▶ [What you are asked to do]:
Gather every line of the entries that includes the word "this".

Dataset records
════

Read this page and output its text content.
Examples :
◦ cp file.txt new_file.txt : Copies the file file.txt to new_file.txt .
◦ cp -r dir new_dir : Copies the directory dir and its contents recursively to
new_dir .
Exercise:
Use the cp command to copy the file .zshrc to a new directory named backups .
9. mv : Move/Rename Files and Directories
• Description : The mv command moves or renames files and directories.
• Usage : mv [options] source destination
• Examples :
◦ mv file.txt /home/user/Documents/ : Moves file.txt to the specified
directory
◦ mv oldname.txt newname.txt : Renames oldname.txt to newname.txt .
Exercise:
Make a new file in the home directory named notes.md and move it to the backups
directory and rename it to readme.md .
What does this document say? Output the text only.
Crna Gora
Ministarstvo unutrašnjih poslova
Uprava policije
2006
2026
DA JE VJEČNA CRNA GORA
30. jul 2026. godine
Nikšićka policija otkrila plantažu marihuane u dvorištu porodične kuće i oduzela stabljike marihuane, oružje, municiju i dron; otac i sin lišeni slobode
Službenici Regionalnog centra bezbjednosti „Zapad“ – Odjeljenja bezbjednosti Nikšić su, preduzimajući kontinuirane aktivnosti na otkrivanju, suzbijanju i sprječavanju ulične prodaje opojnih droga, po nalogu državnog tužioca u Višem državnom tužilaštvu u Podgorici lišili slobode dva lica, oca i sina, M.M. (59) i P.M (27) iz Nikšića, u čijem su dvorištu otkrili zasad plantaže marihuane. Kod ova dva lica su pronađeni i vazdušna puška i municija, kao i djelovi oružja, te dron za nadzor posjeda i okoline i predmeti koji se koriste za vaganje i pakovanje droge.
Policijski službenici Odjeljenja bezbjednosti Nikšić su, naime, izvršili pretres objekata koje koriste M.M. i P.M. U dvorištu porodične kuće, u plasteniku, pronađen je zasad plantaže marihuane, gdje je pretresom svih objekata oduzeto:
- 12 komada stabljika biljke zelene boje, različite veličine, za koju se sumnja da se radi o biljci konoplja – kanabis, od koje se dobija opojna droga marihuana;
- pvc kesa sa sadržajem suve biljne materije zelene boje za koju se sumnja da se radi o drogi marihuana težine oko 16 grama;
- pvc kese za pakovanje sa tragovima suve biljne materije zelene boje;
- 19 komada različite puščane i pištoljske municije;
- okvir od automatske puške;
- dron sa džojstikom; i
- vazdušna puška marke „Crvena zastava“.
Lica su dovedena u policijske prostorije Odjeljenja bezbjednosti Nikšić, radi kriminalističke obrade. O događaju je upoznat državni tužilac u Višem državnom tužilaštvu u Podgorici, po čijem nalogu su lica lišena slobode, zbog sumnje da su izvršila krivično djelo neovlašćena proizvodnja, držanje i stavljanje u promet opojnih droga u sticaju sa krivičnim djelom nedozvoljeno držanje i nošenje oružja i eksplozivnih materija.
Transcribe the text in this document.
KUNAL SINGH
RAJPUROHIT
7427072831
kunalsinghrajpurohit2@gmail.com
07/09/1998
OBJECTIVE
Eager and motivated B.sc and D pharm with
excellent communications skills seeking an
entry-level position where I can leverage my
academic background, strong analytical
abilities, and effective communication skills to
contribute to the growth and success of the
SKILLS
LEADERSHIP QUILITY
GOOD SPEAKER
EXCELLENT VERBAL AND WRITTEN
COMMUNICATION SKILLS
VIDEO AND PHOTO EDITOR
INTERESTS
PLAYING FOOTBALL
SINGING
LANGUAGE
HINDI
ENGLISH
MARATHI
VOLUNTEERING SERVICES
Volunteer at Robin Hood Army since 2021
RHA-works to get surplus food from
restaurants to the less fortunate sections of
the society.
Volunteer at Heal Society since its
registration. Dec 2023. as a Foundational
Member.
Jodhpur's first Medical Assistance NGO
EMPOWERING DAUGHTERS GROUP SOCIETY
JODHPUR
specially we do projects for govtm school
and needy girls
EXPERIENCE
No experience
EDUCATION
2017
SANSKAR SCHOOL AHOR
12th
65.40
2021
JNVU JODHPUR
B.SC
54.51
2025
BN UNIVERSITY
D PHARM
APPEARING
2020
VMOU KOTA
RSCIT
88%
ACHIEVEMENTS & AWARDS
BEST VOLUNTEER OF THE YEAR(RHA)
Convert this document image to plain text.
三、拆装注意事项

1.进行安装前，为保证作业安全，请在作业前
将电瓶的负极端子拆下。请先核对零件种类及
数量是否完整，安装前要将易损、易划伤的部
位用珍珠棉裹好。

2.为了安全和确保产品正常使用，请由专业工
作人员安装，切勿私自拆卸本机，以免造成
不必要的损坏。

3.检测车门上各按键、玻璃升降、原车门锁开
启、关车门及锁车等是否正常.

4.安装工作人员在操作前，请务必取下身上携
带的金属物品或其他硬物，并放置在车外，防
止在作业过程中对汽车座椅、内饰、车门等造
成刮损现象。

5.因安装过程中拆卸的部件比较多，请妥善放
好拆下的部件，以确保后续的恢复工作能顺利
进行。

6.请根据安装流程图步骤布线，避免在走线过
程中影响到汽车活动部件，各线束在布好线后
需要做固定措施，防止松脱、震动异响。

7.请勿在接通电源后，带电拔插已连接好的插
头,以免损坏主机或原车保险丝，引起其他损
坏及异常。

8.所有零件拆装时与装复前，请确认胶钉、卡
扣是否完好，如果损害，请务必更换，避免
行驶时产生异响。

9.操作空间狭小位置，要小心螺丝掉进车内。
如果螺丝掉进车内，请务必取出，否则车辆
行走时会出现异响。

════

▶ [Answer]:
Read this page and output its text content.
What does this document say? Output the text only.
Transcribe the text in this document.
Convert this document image to plain text.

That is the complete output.